Raw records
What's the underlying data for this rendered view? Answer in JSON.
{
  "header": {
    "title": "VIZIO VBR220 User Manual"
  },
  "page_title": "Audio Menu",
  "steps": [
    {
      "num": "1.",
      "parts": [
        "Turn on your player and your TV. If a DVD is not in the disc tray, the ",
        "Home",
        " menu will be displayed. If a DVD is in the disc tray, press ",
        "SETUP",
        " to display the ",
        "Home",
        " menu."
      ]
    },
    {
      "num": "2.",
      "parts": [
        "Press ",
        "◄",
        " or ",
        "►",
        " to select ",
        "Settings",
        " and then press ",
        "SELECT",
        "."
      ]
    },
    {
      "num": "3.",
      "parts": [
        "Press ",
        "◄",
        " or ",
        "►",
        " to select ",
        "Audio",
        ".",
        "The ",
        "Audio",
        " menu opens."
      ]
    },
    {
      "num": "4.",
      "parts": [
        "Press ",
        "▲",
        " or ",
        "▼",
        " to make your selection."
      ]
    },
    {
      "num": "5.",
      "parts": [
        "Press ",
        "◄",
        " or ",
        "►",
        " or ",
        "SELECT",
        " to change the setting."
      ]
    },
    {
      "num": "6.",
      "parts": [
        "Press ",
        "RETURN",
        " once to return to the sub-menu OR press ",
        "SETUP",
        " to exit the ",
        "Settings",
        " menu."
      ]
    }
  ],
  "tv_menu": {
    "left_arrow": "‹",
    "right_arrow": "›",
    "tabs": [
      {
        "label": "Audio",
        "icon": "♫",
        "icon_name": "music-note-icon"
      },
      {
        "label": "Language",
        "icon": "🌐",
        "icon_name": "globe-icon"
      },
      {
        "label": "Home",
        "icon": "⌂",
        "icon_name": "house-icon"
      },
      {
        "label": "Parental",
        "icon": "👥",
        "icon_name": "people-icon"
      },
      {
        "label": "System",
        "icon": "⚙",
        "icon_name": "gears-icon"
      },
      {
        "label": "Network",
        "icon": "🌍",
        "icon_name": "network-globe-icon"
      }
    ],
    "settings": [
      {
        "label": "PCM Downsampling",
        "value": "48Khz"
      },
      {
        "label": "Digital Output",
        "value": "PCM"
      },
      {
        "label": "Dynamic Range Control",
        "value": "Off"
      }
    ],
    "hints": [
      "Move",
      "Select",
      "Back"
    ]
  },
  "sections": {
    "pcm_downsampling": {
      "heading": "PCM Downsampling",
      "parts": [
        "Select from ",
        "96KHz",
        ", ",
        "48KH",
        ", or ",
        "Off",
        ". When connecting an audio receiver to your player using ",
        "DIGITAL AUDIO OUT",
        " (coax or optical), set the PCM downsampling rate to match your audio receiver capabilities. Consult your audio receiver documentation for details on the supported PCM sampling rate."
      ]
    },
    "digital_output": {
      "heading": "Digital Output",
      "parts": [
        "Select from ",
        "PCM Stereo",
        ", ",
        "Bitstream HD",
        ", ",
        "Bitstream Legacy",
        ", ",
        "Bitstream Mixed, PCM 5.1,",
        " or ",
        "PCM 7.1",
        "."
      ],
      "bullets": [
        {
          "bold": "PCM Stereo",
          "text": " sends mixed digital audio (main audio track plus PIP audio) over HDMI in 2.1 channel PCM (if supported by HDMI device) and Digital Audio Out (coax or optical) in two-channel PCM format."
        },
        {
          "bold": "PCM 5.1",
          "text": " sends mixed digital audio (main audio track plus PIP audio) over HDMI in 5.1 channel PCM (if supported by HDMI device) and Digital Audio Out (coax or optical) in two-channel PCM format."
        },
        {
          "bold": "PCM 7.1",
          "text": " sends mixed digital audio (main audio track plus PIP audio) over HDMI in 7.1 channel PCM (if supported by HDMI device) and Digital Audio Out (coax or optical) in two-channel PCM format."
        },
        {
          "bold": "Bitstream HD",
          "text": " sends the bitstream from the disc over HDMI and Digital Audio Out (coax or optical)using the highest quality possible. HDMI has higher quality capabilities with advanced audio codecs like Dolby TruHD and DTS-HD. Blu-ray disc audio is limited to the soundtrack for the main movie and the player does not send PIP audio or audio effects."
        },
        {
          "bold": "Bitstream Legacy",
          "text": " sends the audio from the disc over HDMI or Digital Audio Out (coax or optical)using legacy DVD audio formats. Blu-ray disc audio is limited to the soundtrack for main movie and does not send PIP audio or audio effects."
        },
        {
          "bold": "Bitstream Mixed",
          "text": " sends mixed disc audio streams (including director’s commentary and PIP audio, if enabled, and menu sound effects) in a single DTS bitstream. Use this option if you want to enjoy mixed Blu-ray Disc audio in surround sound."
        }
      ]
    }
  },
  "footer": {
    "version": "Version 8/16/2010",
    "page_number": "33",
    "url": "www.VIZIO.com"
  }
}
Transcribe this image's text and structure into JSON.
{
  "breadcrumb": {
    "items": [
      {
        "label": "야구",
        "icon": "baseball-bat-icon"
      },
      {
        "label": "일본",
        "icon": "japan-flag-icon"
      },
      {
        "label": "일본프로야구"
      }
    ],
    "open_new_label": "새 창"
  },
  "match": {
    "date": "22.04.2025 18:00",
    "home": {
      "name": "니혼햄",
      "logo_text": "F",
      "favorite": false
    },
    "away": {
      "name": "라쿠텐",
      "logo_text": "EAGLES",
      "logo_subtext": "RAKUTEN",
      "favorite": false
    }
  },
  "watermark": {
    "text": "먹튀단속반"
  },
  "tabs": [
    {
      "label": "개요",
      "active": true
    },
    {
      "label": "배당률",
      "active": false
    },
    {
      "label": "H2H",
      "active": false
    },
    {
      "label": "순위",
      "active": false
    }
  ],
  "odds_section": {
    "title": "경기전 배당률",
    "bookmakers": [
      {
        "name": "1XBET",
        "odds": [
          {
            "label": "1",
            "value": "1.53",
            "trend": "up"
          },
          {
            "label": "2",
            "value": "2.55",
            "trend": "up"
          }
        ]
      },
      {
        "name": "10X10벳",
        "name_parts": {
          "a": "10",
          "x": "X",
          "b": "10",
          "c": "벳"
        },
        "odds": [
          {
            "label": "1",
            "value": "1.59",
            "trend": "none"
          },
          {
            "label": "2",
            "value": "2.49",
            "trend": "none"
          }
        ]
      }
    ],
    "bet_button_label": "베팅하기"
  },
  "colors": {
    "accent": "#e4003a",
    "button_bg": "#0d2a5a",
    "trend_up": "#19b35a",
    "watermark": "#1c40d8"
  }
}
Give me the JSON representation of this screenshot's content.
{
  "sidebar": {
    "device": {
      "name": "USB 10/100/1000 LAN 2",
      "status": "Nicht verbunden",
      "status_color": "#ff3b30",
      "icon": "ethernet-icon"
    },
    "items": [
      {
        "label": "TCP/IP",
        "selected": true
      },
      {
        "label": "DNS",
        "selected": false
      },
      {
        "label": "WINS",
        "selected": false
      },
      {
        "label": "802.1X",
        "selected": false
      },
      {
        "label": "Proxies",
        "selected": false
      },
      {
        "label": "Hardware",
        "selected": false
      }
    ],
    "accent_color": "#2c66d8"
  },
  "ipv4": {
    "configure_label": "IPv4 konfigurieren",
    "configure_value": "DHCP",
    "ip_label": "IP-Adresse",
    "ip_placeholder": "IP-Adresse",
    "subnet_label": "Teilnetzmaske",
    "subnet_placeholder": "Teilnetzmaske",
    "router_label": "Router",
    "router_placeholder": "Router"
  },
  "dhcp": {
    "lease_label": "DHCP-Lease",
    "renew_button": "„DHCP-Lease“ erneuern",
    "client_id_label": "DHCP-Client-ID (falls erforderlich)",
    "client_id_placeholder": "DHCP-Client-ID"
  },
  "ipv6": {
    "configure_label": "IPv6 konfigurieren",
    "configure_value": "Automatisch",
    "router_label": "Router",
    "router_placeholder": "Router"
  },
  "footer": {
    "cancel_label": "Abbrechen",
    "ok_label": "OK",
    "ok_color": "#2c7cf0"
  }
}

→ **AIM OF THE TASK**: Search the data for the word "match" and copy each line where it appears.

→ **SOLUTION**:
        " (coax or optical), set the PCM downsampling rate to match your audio receiver capabilities. Consult your audio receiver documentation for details on the supported PCM sampling rate."
  "match": {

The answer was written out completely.